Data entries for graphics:
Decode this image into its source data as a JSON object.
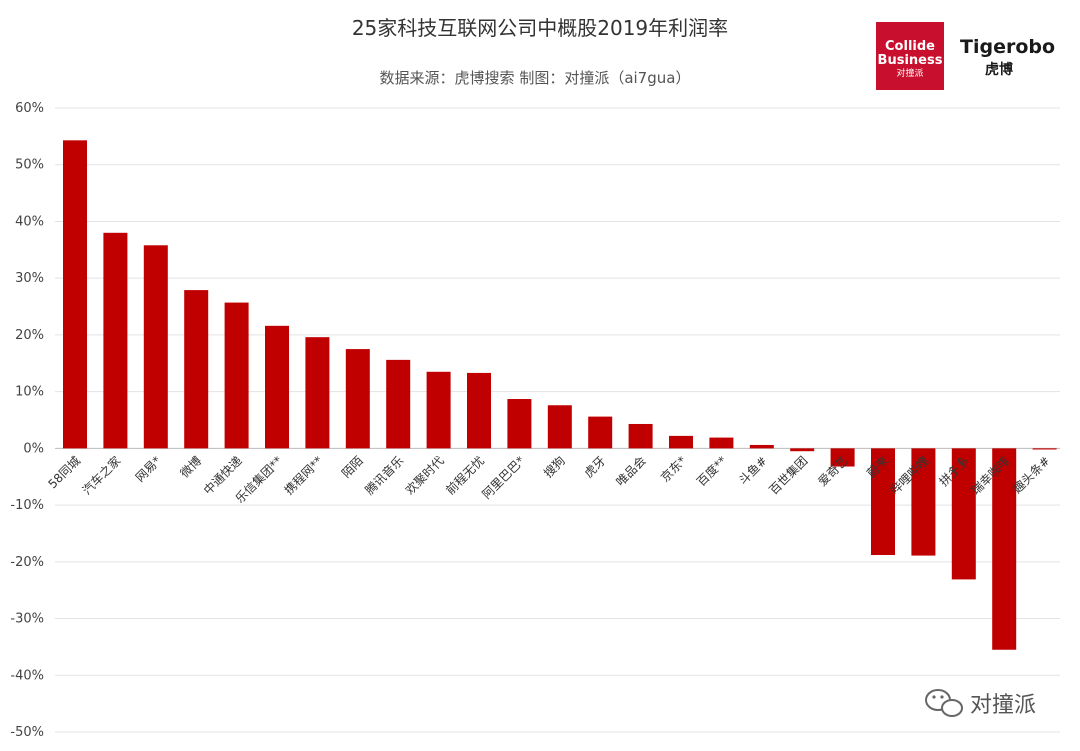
{
  "chart_data": {
    "type": "bar",
    "title": "25家科技互联网公司中概股2019年利润率",
    "subtitle": "数据来源：虎博搜索  制图：对撞派（ai7gua）",
    "categories": [
      "58同城",
      "汽车之家",
      "网易*",
      "微博",
      "中通快递",
      "乐信集团**",
      "携程网**",
      "陌陌",
      "腾讯音乐",
      "欢聚时代",
      "前程无忧",
      "阿里巴巴*",
      "搜狗",
      "虎牙",
      "唯品会",
      "京东*",
      "百度**",
      "斗鱼#",
      "百世集团",
      "爱奇艺",
      "蔚来",
      "哔哩哔哩",
      "拼多多",
      "瑞幸咖啡",
      "趣头条#"
    ],
    "values": [
      54.3,
      38.0,
      35.8,
      27.9,
      25.7,
      21.6,
      19.6,
      17.5,
      15.6,
      13.5,
      13.3,
      8.7,
      7.6,
      5.6,
      4.3,
      2.2,
      1.9,
      0.6,
      -0.5,
      -3.2,
      -18.8,
      -18.9,
      -23.1,
      -35.5,
      -0.2
    ],
    "yticks": [
      "60%",
      "50%",
      "40%",
      "30%",
      "20%",
      "10%",
      "0%",
      "-10%",
      "-20%",
      "-30%",
      "-40%",
      "-50%"
    ],
    "ylim": [
      -50,
      60
    ],
    "bar_color": "#c00000",
    "grid": true,
    "legend": "none"
  },
  "branding": {
    "logo1_line1": "Collide",
    "logo1_line2": "Business",
    "logo1_line3": "对撞派",
    "logo1_color": "#c8102e",
    "logo2_line1": "Tigerobo",
    "logo2_line2": "虎博"
  },
  "watermark": {
    "text": "对撞派"
  }
}
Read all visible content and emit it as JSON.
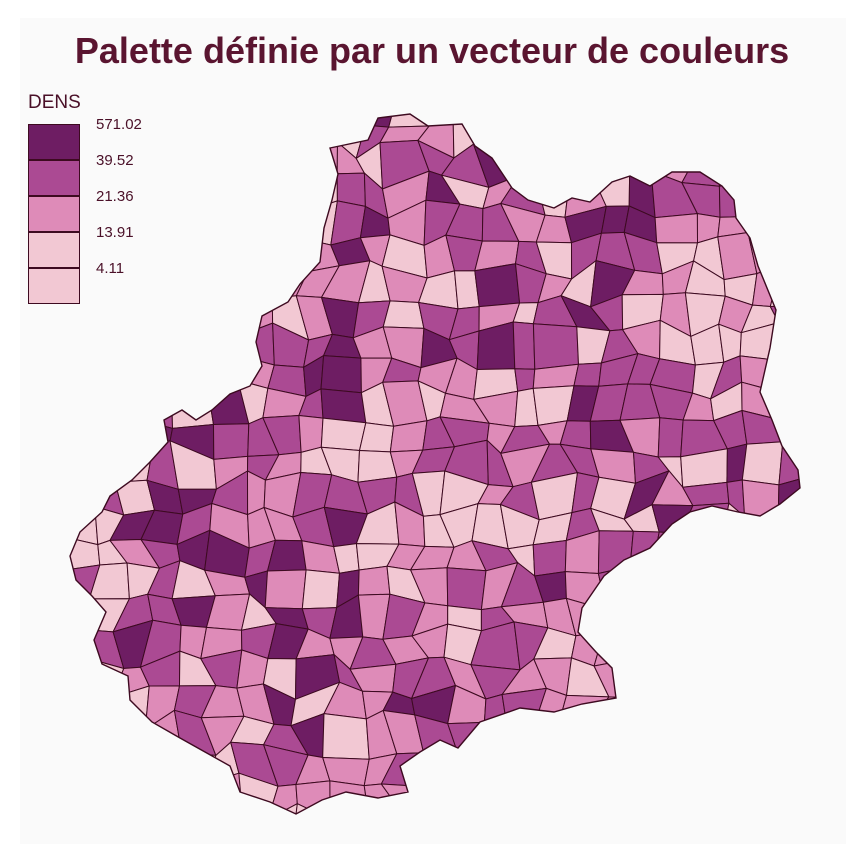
{
  "title": "Palette définie par un vecteur de couleurs",
  "legend": {
    "title": "DENS",
    "classes": [
      {
        "label": "571.02",
        "color": "#6e1d63"
      },
      {
        "label": "39.52",
        "color": "#ab4a93"
      },
      {
        "label": "21.36",
        "color": "#de8bb8"
      },
      {
        "label": "13.91",
        "color": "#f2c8d3"
      },
      {
        "label": "4.11",
        "color": "#f2c8d3"
      }
    ]
  },
  "colors": {
    "border": "#3d0a20",
    "background": "#fafafa",
    "title": "#5a1530"
  }
}
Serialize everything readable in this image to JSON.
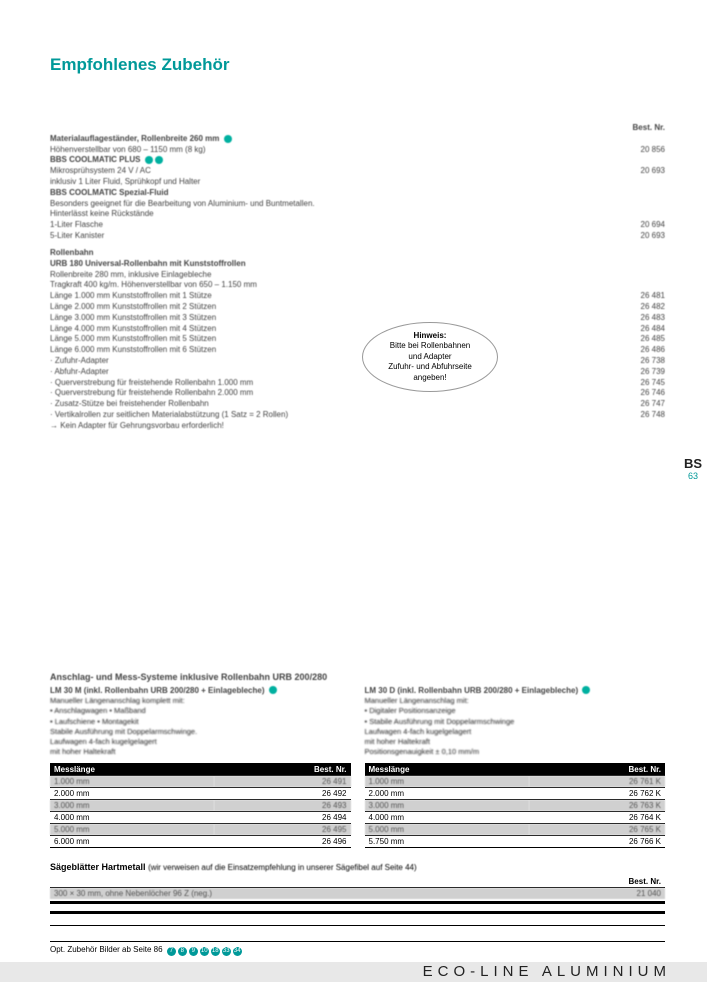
{
  "title": "Empfohlenes Zubehör",
  "header_right": {
    "label": "Best. Nr."
  },
  "section1": [
    {
      "left_b": "Materialauflageständer, Rollenbreite 260 mm",
      "dot": true,
      "left2": "Höhenverstellbar von 680 – 1150 mm (8 kg)",
      "right": "20 856"
    },
    {
      "left_b": "BBS COOLMATIC PLUS",
      "dot2": true,
      "left2": "Mikrosprühsystem 24 V / AC",
      "left3": "inklusiv 1 Liter Fluid, Sprühkopf und Halter",
      "right": "20 693"
    },
    {
      "left_b": "BBS COOLMATIC Spezial-Fluid",
      "left2": "Besonders geeignet für die Bearbeitung von Aluminium- und Buntmetallen.",
      "left3": "Hinterlässt keine Rückstände"
    },
    {
      "left": "1-Liter Flasche",
      "right": "20 694"
    },
    {
      "left": "5-Liter Kanister",
      "right": "20 693"
    }
  ],
  "rollenbahn": {
    "title": "Rollenbahn",
    "intro": [
      "URB 180 Universal-Rollenbahn mit Kunststoffrollen",
      "Rollenbreite 280 mm, inklusive Einlagebleche",
      "Tragkraft 400 kg/m. Höhenverstellbar von 650 – 1.150 mm"
    ],
    "items": [
      {
        "left": "Länge 1.000 mm Kunststoffrollen mit 1 Stütze",
        "right": "26 481"
      },
      {
        "left": "Länge 2.000 mm Kunststoffrollen mit 2 Stützen",
        "right": "26 482"
      },
      {
        "left": "Länge 3.000 mm Kunststoffrollen mit 3 Stützen",
        "right": "26 483"
      },
      {
        "left": "Länge 4.000 mm Kunststoffrollen mit 4 Stützen",
        "right": "26 484"
      },
      {
        "left": "Länge 5.000 mm Kunststoffrollen mit 5 Stützen",
        "right": "26 485"
      },
      {
        "left": "Länge 6.000 mm Kunststoffrollen mit 6 Stützen",
        "right": "26 486"
      },
      {
        "left": "· Zufuhr-Adapter",
        "right": "26 738"
      },
      {
        "left": "· Abfuhr-Adapter",
        "right": "26 739"
      },
      {
        "left": "· Querverstrebung für freistehende Rollenbahn 1.000 mm",
        "right": "26 745"
      },
      {
        "left": "· Querverstrebung für freistehende Rollenbahn 2.000 mm",
        "right": "26 746"
      },
      {
        "left": "· Zusatz-Stütze bei freistehender Rollenbahn",
        "right": "26 747"
      },
      {
        "left": "· Vertikalrollen zur seitlichen Materialabstützung (1 Satz = 2 Rollen)",
        "right": "26 748"
      },
      {
        "left": "→ Kein Adapter für Gehrungsvorbau erforderlich!",
        "right": ""
      }
    ]
  },
  "hint": {
    "title": "Hinweis:",
    "lines": [
      "Bitte bei Rollenbahnen",
      "und Adapter",
      "Zufuhr- und Abfuhrseite",
      "angeben!"
    ]
  },
  "side": {
    "bs": "BS",
    "num": "63"
  },
  "lower": {
    "title": "Anschlag- und Mess-Systeme inklusive Rollenbahn URB 200/280",
    "left_head": "LM 30 M (inkl. Rollenbahn URB 200/280 + Einlagebleche)",
    "right_head": "LM 30 D (inkl. Rollenbahn URB 200/280 + Einlagebleche)",
    "left_desc": [
      "Manueller Längenanschlag komplett mit:",
      "• Anschlagwagen          • Maßband",
      "• Laufschiene               • Montagekit",
      "Stabile Ausführung mit Doppelarmschwinge.",
      "Laufwagen 4-fach kugelgelagert",
      "mit hoher Haltekraft"
    ],
    "right_desc": [
      "Manueller Längenanschlag mit:",
      "• Digitaler Positionsanzeige",
      "• Stabile Ausführung mit Doppelarmschwinge",
      "Laufwagen 4-fach kugelgelagert",
      "mit hoher Haltekraft",
      "Positionsgenauigkeit ± 0,10 mm/m"
    ]
  },
  "table_headers": {
    "col1": "Messlänge",
    "col2": "Best. Nr."
  },
  "table_left": [
    {
      "l": "1.000 mm",
      "r": "26 491",
      "shade": true
    },
    {
      "l": "2.000 mm",
      "r": "26 492"
    },
    {
      "l": "3.000 mm",
      "r": "26 493",
      "shade": true
    },
    {
      "l": "4.000 mm",
      "r": "26 494"
    },
    {
      "l": "5.000 mm",
      "r": "26 495",
      "shade": true
    },
    {
      "l": "6.000 mm",
      "r": "26 496"
    }
  ],
  "table_right": [
    {
      "l": "1.000 mm",
      "r": "26 761 K",
      "shade": true
    },
    {
      "l": "2.000 mm",
      "r": "26 762 K"
    },
    {
      "l": "3.000 mm",
      "r": "26 763 K",
      "shade": true
    },
    {
      "l": "4.000 mm",
      "r": "26 764 K"
    },
    {
      "l": "5.000 mm",
      "r": "26 765 K",
      "shade": true
    },
    {
      "l": "5.750 mm",
      "r": "26 766 K"
    }
  ],
  "saw": {
    "title": "Sägeblätter Hartmetall",
    "sub": "(wir verweisen auf die Einsatzempfehlung in unserer Sägefibel auf Seite 44)",
    "header": "Best. Nr.",
    "rows": [
      {
        "l": "300 × 30 mm, ohne Nebenlöcher 96 Z (neg.)",
        "r": "21 040",
        "shade": true
      }
    ]
  },
  "opt": {
    "text": "Opt. Zubehör Bilder ab Seite 86",
    "badges": [
      "7",
      "8",
      "9",
      "10",
      "18",
      "33",
      "34"
    ]
  },
  "brand": "ECO-LINE ALUMINIUM"
}
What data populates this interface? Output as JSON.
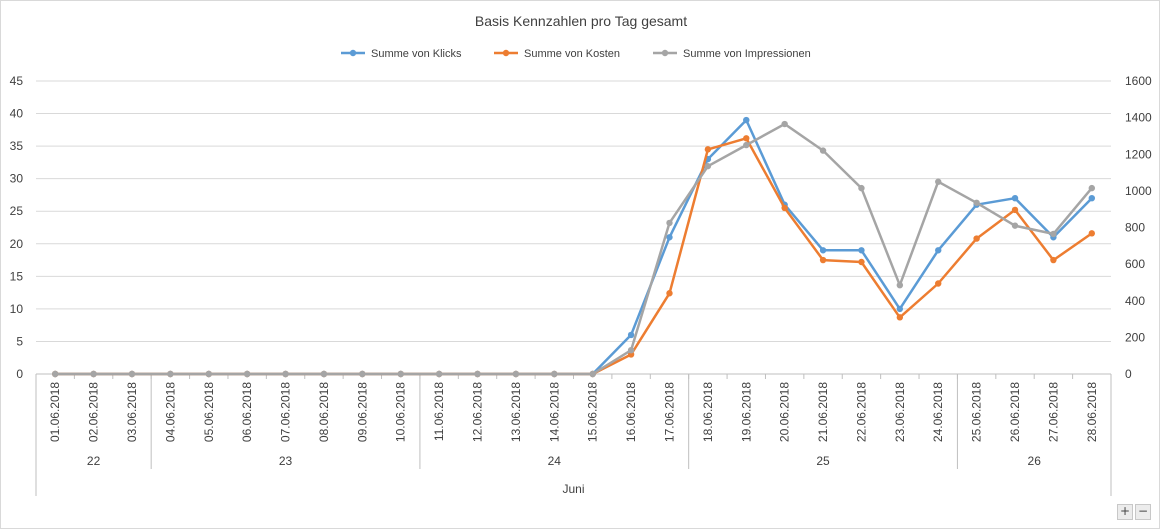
{
  "chart_data": {
    "type": "line",
    "title": "Basis Kennzahlen pro Tag gesamt",
    "categories": [
      "01.06.2018",
      "02.06.2018",
      "03.06.2018",
      "04.06.2018",
      "05.06.2018",
      "06.06.2018",
      "07.06.2018",
      "08.06.2018",
      "09.06.2018",
      "10.06.2018",
      "11.06.2018",
      "12.06.2018",
      "13.06.2018",
      "14.06.2018",
      "15.06.2018",
      "16.06.2018",
      "17.06.2018",
      "18.06.2018",
      "19.06.2018",
      "20.06.2018",
      "21.06.2018",
      "22.06.2018",
      "23.06.2018",
      "24.06.2018",
      "25.06.2018",
      "26.06.2018",
      "27.06.2018",
      "28.06.2018"
    ],
    "week_groups": [
      {
        "label": "22",
        "count": 3
      },
      {
        "label": "23",
        "count": 7
      },
      {
        "label": "24",
        "count": 7
      },
      {
        "label": "25",
        "count": 7
      },
      {
        "label": "26",
        "count": 4
      }
    ],
    "month_label": "Juni",
    "y_left": {
      "min": 0,
      "max": 45,
      "step": 5
    },
    "y_right": {
      "min": 0,
      "max": 1600,
      "step": 200
    },
    "grid": true,
    "legend_position": "top",
    "series": [
      {
        "name": "Summe von Klicks",
        "axis": "left",
        "color": "#5b9bd5",
        "values": [
          0,
          0,
          0,
          0,
          0,
          0,
          0,
          0,
          0,
          0,
          0,
          0,
          0,
          0,
          0,
          6,
          21,
          33,
          39,
          26,
          19,
          19,
          10,
          19,
          26,
          27,
          21,
          27
        ]
      },
      {
        "name": "Summe von Kosten",
        "axis": "left",
        "color": "#ed7d31",
        "values": [
          0,
          0,
          0,
          0,
          0,
          0,
          0,
          0,
          0,
          0,
          0,
          0,
          0,
          0,
          0,
          3,
          12.4,
          34.5,
          36.2,
          25.5,
          17.5,
          17.2,
          8.7,
          13.9,
          20.8,
          25.2,
          17.5,
          21.6
        ]
      },
      {
        "name": "Summe von Impressionen",
        "axis": "right",
        "color": "#a5a5a5",
        "values": [
          0,
          0,
          0,
          0,
          0,
          0,
          0,
          0,
          0,
          0,
          0,
          0,
          0,
          0,
          0,
          130,
          825,
          1135,
          1250,
          1365,
          1220,
          1015,
          485,
          1050,
          935,
          810,
          765,
          1015
        ]
      }
    ]
  },
  "controls": {
    "zoom_in": "+",
    "zoom_out": "−"
  }
}
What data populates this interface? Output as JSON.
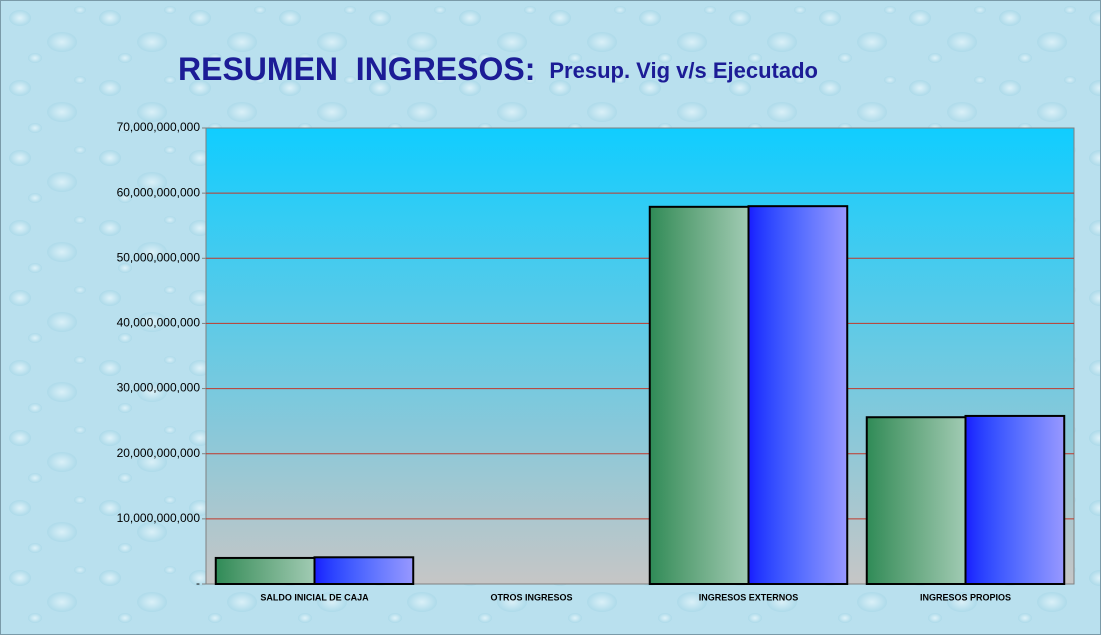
{
  "chart_data": {
    "type": "bar",
    "title": "RESUMEN  INGRESOS:",
    "subtitle": "Presup. Vig v/s Ejecutado",
    "categories": [
      "SALDO INICIAL DE CAJA",
      "OTROS INGRESOS",
      "INGRESOS EXTERNOS",
      "INGRESOS PROPIOS"
    ],
    "series": [
      {
        "color": "#2e8b57",
        "values": [
          4000000000,
          0,
          57900000000,
          25600000000
        ]
      },
      {
        "color": "#1a1aff",
        "values": [
          4100000000,
          0,
          58000000000,
          25800000000
        ]
      }
    ],
    "ylim": [
      0,
      70000000000
    ],
    "yticks": [
      {
        "value": 0,
        "label": "-"
      },
      {
        "value": 10000000000,
        "label": "10,000,000,000"
      },
      {
        "value": 20000000000,
        "label": "20,000,000,000"
      },
      {
        "value": 30000000000,
        "label": "30,000,000,000"
      },
      {
        "value": 40000000000,
        "label": "40,000,000,000"
      },
      {
        "value": 50000000000,
        "label": "50,000,000,000"
      },
      {
        "value": 60000000000,
        "label": "60,000,000,000"
      },
      {
        "value": 70000000000,
        "label": "70,000,000,000"
      }
    ],
    "grid": true
  }
}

Task to complete: Find the word "subtitle" in the data and show each line that holds it.

Exercise output:
    "subtitle": "数据来源：虎博搜索  制图：对撞派（ai7gua）",
    "subtitle": "Presup. Vig v/s Ejecutado",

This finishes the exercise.